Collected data
<<<<
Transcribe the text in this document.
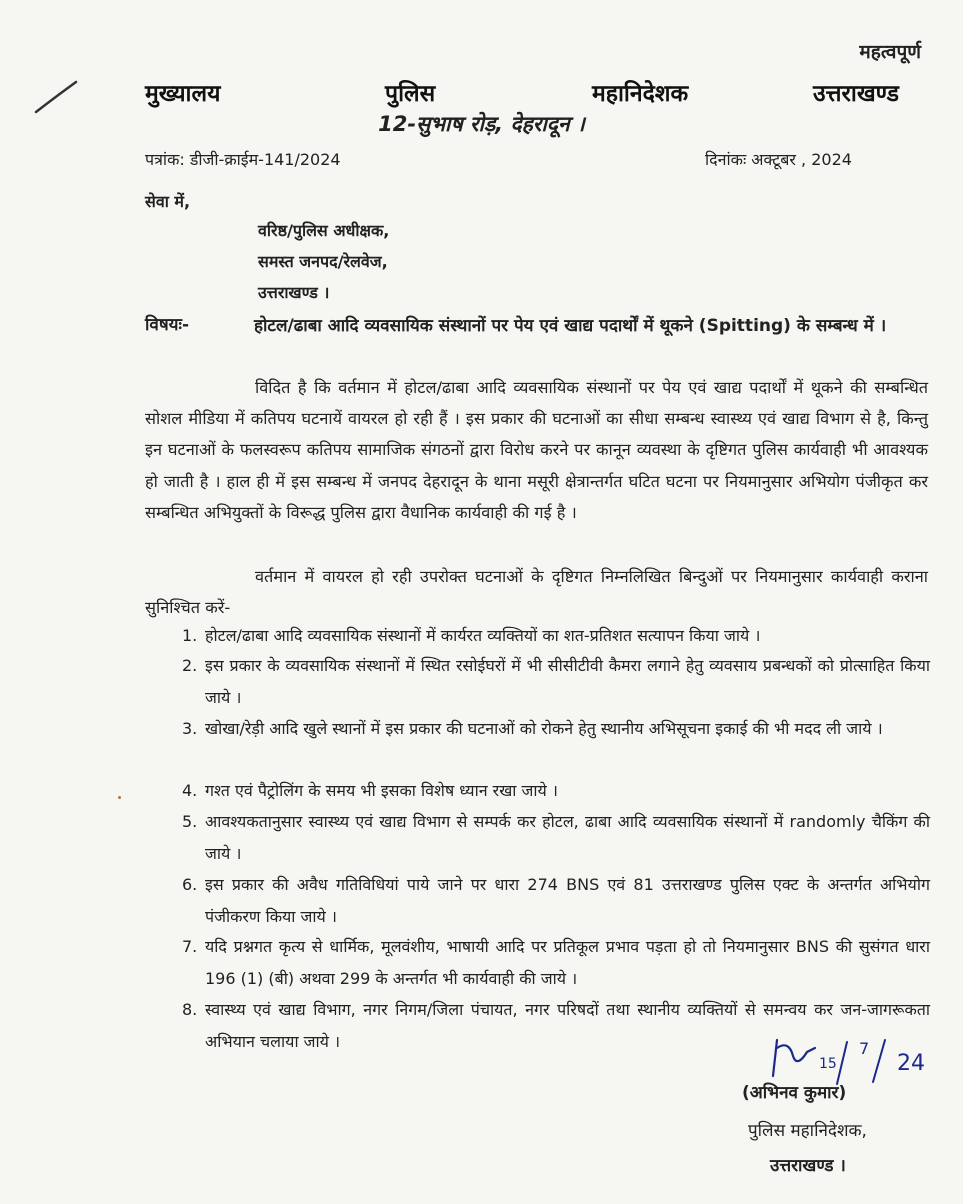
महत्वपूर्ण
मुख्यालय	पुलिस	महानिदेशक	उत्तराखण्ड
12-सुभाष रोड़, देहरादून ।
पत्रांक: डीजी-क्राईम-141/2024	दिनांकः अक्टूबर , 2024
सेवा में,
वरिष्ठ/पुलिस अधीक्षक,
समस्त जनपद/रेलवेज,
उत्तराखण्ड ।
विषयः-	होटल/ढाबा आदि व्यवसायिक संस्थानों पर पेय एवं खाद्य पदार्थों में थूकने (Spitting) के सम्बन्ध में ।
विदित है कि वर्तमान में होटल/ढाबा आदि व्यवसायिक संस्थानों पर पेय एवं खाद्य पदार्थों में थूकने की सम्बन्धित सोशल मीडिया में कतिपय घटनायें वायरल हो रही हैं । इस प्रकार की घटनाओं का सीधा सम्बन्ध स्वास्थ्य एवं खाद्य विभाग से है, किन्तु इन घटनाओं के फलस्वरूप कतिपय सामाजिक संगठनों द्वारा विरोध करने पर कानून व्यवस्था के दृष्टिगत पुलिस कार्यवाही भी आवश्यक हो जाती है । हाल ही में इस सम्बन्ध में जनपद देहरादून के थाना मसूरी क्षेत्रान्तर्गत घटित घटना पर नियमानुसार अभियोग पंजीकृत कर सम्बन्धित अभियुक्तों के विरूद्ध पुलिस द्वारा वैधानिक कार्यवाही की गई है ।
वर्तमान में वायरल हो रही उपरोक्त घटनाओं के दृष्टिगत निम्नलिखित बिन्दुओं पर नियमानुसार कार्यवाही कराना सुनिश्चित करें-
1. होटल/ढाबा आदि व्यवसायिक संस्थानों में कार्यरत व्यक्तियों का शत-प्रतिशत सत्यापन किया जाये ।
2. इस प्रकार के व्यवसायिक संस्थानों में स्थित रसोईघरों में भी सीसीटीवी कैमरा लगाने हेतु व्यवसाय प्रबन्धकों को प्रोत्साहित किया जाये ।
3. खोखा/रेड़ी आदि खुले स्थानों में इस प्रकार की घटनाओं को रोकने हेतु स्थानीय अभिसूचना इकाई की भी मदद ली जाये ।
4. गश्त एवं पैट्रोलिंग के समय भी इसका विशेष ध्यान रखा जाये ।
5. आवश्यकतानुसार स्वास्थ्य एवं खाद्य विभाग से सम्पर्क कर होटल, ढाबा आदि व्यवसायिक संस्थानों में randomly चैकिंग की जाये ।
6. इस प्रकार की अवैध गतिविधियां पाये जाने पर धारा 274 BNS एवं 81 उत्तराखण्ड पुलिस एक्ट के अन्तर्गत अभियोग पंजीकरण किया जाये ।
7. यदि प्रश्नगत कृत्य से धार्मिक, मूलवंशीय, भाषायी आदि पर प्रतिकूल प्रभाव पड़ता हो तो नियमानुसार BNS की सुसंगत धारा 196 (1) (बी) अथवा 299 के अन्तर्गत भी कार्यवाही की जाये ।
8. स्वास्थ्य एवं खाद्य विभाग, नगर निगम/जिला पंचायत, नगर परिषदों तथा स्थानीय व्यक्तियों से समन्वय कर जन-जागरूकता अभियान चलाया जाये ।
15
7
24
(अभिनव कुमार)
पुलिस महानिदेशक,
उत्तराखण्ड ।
>>>>
<<<<
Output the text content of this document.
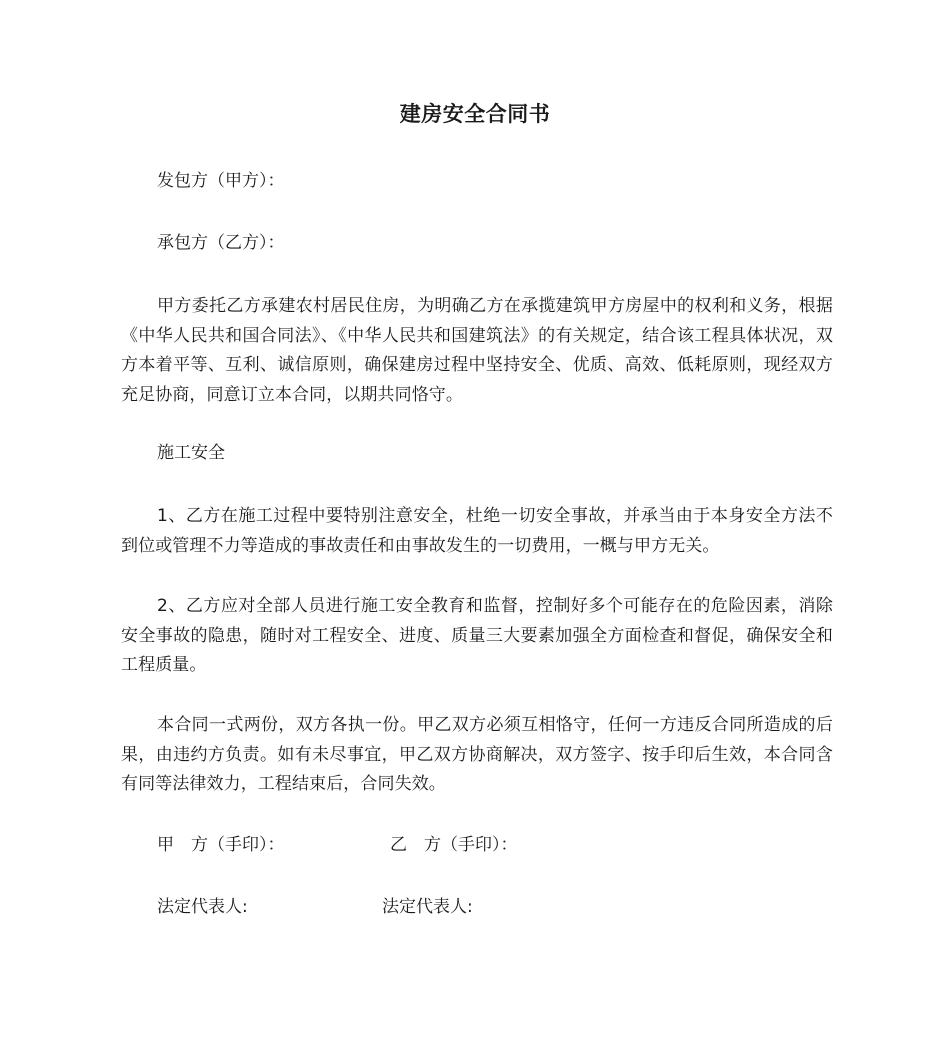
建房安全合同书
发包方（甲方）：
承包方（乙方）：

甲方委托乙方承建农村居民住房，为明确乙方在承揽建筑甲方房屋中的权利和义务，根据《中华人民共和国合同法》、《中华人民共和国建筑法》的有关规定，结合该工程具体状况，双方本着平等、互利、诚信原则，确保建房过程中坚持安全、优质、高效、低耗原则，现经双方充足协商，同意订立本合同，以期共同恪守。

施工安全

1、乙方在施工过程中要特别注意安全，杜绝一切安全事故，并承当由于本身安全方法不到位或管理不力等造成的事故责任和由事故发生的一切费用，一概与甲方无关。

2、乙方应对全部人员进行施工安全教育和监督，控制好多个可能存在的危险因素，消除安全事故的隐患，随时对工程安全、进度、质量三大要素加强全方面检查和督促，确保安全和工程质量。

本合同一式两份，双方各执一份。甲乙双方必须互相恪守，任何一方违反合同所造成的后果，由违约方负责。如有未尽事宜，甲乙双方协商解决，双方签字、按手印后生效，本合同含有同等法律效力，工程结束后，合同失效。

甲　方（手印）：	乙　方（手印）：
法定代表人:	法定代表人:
>>>>
* Short exercise
Return each line among the entries that holds the word "text".

* Task response
Transcribe the text in this document.
Output the text content of this document.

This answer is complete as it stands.